__Consigne__. Pouvez-vous retaper mot pour mot, dans l'entretien ci-dessous, tout le passage qui va de « Abdelhamid Boudaoud : Le » jusqu'à « convenablement sa tâche ? » ?

__Texte fourni__.
* * * * * * * * *
Abdelhamid Boudaoud, président du CNEA : Abdelhamid Boudaoud, président du Collège Nationale des Experts architectes Algériens ( CNEA) « Nous avons les meilleurs lois au monde, il ne reste qu’à les appliquer avec rigueur »

 

Abdelhamid Boudaoud, président du Collège Nationale des Experts architectes Algériens ( CNEA)

« Nous avons les meilleurs lois au monde, il ne reste qu’à les appliquer avec rigueur »

 

       Le Chantier-dz: Monsieur Boudaoud, Vous avez, longtemps, pointé du doigt la non-application des lois en termes de respect des règles d’architecture et d’urbanisme. Pensez-vous que les choses s’améliorent ces derniers temps ?

 

Abdelhamid Boudaoud : Le respect des normes d’architecture et d’urbanisme laisse toujours à désirer, parce que nous n’avons pas d’entreprises capables de réaliser en quantité et avec le respect des normes architecturales. Et aussi, nous n’avons pas des organismes qui peuvent assurer un suivi rigoureux et continu des projets, soit pour un manque de moyens, ou par laxisme notamment de la part des président d’assemblées populaires communales (APC). Beaucoup reste à faire en termes de sensibilisation afin d’atteindre le niveau escompté, un travail de longue haleine doit être encore fait dans ce sens.

 

Pour l’architecte, il y a un contrat de suivi et de contrôle. Est-ce que ce dernier effectue convenablement sa tâche ?
* * * * * * * * *
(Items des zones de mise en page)
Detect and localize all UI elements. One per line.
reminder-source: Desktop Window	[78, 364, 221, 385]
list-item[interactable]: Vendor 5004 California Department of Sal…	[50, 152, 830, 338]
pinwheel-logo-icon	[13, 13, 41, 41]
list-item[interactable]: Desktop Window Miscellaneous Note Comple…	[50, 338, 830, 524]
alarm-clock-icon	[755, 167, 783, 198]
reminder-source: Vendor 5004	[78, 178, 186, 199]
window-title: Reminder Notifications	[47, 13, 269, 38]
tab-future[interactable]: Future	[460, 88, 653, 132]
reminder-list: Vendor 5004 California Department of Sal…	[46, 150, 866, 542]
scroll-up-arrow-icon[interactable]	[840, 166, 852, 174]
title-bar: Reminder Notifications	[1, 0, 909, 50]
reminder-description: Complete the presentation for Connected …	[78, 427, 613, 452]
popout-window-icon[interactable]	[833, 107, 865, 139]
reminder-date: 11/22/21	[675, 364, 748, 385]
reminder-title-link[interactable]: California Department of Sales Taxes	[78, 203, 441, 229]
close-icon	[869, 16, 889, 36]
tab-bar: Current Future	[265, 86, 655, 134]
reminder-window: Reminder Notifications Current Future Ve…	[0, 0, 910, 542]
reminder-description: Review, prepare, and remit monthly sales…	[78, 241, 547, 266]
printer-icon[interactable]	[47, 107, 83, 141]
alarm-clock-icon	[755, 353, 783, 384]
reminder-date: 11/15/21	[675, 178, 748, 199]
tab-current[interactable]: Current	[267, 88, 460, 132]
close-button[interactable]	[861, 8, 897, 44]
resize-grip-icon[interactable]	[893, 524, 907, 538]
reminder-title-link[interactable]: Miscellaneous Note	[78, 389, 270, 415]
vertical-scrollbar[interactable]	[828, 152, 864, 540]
* * * * * * * * *
__Réponse complète__.
Abdelhamid Boudaoud : Le respect des normes d’architecture et d’urbanisme laisse toujours à désirer, parce que nous n’avons pas d’entreprises capables de réaliser en quantité et avec le respect des normes architecturales. Et aussi, nous n’avons pas des organismes qui peuvent assurer un suivi rigoureux et continu des projets, soit pour un manque de moyens, ou par laxisme notamment de la part des président d’assemblées populaires communales (APC). Beaucoup reste à faire en termes de sensibilisation afin d’atteindre le niveau escompté, un travail de longue haleine doit être encore fait dans ce sens.

 

Pour l’architecte, il y a un contrat de suivi et de contrôle. Est-ce que ce dernier effectue convenablement sa tâche ?